--- Exercise task ---
Reproduce the listing below word for word, with no pictures.

--- Available data ---
....

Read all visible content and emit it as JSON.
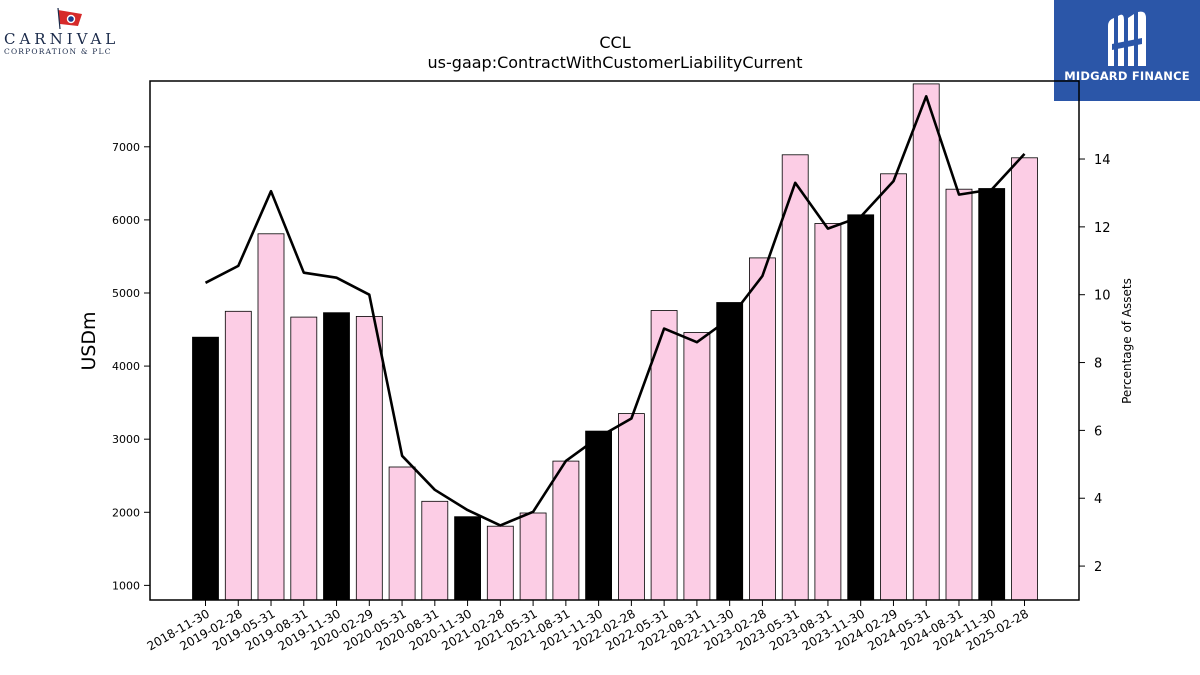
{
  "logos": {
    "left_brand": "CARNIVAL",
    "left_sub": "CORPORATION & PLC",
    "right_brand": "MIDGARD FINANCE"
  },
  "colors": {
    "bar_highlight": "#000000",
    "bar_normal": "#fccde5",
    "line": "#000000",
    "logo_right_bg": "#2b56a8"
  },
  "chart_data": {
    "type": "bar",
    "title": "CCL",
    "subtitle": "us-gaap:ContractWithCustomerLiabilityCurrent",
    "ylabel": "USDm",
    "y2label": "Percentage of Assets",
    "ylim": [
      800,
      7900
    ],
    "y2lim": [
      1.0,
      16.3
    ],
    "yticks": [
      1000,
      2000,
      3000,
      4000,
      5000,
      6000,
      7000
    ],
    "y2ticks": [
      2,
      4,
      6,
      8,
      10,
      12,
      14
    ],
    "categories": [
      "2018-11-30",
      "2019-02-28",
      "2019-05-31",
      "2019-08-31",
      "2019-11-30",
      "2020-02-29",
      "2020-05-31",
      "2020-08-31",
      "2020-11-30",
      "2021-02-28",
      "2021-05-31",
      "2021-08-31",
      "2021-11-30",
      "2022-02-28",
      "2022-05-31",
      "2022-08-31",
      "2022-11-30",
      "2023-02-28",
      "2023-05-31",
      "2023-08-31",
      "2023-11-30",
      "2024-02-29",
      "2024-05-31",
      "2024-08-31",
      "2024-11-30",
      "2025-02-28"
    ],
    "series": [
      {
        "type": "bar",
        "values": [
          4395,
          4750,
          5810,
          4670,
          4730,
          4680,
          2620,
          2150,
          1940,
          1810,
          1990,
          2700,
          3110,
          3350,
          4760,
          4460,
          4870,
          5480,
          6890,
          5950,
          6070,
          6630,
          7860,
          6420,
          6430,
          6850
        ],
        "highlight": [
          true,
          false,
          false,
          false,
          true,
          false,
          false,
          false,
          true,
          false,
          false,
          false,
          true,
          false,
          false,
          false,
          true,
          false,
          false,
          false,
          true,
          false,
          false,
          false,
          true,
          false
        ]
      },
      {
        "type": "line",
        "axis": "y2",
        "values": [
          10.35,
          10.85,
          13.05,
          10.65,
          10.5,
          10.0,
          5.25,
          4.25,
          3.65,
          3.2,
          3.6,
          5.1,
          5.8,
          6.35,
          9.0,
          8.6,
          9.3,
          10.55,
          13.3,
          11.95,
          12.3,
          13.35,
          15.85,
          12.95,
          13.1,
          14.15
        ]
      }
    ],
    "grid": false,
    "legend": "none"
  }
}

....

--- Task answer ---
Read all visible content and emit it as JSON.
{
  "logos": {
    "left_brand": "CARNIVAL",
    "left_sub": "CORPORATION & PLC",
    "right_brand": "MIDGARD FINANCE"
  },
  "colors": {
    "bar_highlight": "#000000",
    "bar_normal": "#fccde5",
    "line": "#000000",
    "logo_right_bg": "#2b56a8"
  },
  "chart_data": {
    "type": "bar",
    "title": "CCL",
    "subtitle": "us-gaap:ContractWithCustomerLiabilityCurrent",
    "ylabel": "USDm",
    "y2label": "Percentage of Assets",
    "ylim": [
      800,
      7900
    ],
    "y2lim": [
      1.0,
      16.3
    ],
    "yticks": [
      1000,
      2000,
      3000,
      4000,
      5000,
      6000,
      7000
    ],
    "y2ticks": [
      2,
      4,
      6,
      8,
      10,
      12,
      14
    ],
    "categories": [
      "2018-11-30",
      "2019-02-28",
      "2019-05-31",
      "2019-08-31",
      "2019-11-30",
      "2020-02-29",
      "2020-05-31",
      "2020-08-31",
      "2020-11-30",
      "2021-02-28",
      "2021-05-31",
      "2021-08-31",
      "2021-11-30",
      "2022-02-28",
      "2022-05-31",
      "2022-08-31",
      "2022-11-30",
      "2023-02-28",
      "2023-05-31",
      "2023-08-31",
      "2023-11-30",
      "2024-02-29",
      "2024-05-31",
      "2024-08-31",
      "2024-11-30",
      "2025-02-28"
    ],
    "series": [
      {
        "type": "bar",
        "values": [
          4395,
          4750,
          5810,
          4670,
          4730,
          4680,
          2620,
          2150,
          1940,
          1810,
          1990,
          2700,
          3110,
          3350,
          4760,
          4460,
          4870,
          5480,
          6890,
          5950,
          6070,
          6630,
          7860,
          6420,
          6430,
          6850
        ],
        "highlight": [
          true,
          false,
          false,
          false,
          true,
          false,
          false,
          false,
          true,
          false,
          false,
          false,
          true,
          false,
          false,
          false,
          true,
          false,
          false,
          false,
          true,
          false,
          false,
          false,
          true,
          false
        ]
      },
      {
        "type": "line",
        "axis": "y2",
        "values": [
          10.35,
          10.85,
          13.05,
          10.65,
          10.5,
          10.0,
          5.25,
          4.25,
          3.65,
          3.2,
          3.6,
          5.1,
          5.8,
          6.35,
          9.0,
          8.6,
          9.3,
          10.55,
          13.3,
          11.95,
          12.3,
          13.35,
          15.85,
          12.95,
          13.1,
          14.15
        ]
      }
    ],
    "grid": false,
    "legend": "none"
  }
}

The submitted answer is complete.